Task instructions:
Each line in the entries below that holds the string "Reza" is to be listed.

[Lines of data]
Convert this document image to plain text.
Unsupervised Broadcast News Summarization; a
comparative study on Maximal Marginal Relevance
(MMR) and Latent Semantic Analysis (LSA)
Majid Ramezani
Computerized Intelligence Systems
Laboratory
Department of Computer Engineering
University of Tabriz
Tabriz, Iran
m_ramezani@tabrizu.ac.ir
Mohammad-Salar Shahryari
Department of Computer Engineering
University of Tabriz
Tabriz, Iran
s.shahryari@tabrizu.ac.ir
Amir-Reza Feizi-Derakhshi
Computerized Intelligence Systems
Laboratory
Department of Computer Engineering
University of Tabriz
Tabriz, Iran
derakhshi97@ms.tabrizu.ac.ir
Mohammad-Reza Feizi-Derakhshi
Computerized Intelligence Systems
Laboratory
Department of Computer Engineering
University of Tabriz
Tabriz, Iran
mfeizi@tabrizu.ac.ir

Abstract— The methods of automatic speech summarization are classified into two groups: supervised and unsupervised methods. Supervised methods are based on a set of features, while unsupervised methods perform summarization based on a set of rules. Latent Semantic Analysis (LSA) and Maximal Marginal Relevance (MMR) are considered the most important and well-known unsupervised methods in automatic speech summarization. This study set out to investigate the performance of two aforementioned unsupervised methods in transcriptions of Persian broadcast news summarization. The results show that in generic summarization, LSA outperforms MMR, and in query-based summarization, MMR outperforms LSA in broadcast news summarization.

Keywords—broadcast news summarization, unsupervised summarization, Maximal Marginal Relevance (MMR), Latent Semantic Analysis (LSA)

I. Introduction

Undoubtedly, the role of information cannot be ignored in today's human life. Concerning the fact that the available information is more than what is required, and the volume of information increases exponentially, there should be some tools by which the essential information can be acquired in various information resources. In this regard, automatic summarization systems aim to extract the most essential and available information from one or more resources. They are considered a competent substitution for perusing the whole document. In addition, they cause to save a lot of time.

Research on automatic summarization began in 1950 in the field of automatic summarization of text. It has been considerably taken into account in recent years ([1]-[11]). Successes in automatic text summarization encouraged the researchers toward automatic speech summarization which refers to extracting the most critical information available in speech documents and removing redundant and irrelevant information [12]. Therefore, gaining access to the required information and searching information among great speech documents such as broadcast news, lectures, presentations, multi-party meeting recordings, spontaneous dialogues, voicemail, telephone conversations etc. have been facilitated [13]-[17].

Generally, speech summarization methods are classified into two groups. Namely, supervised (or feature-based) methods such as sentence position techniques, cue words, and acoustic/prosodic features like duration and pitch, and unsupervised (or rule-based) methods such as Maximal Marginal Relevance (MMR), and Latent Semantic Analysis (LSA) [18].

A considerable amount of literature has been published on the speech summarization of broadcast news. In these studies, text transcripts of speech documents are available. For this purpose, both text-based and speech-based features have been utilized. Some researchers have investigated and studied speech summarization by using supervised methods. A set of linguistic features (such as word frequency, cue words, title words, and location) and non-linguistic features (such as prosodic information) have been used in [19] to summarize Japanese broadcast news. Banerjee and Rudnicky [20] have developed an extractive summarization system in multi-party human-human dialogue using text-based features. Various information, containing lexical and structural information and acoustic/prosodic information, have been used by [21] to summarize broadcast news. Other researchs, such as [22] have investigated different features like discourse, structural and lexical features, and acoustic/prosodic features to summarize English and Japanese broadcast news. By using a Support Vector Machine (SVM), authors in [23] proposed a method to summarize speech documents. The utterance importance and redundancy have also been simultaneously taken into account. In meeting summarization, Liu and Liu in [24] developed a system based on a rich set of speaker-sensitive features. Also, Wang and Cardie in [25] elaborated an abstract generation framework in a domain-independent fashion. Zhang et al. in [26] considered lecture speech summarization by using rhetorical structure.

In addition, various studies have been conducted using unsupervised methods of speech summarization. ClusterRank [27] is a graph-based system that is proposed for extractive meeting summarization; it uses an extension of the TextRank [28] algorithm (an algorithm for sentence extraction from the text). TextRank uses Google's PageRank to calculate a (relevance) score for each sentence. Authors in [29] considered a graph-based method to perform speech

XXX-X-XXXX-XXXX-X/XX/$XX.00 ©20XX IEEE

Output:
Amir-Reza Feizi-Derakhshi
Mohammad-Reza Feizi-Derakhshi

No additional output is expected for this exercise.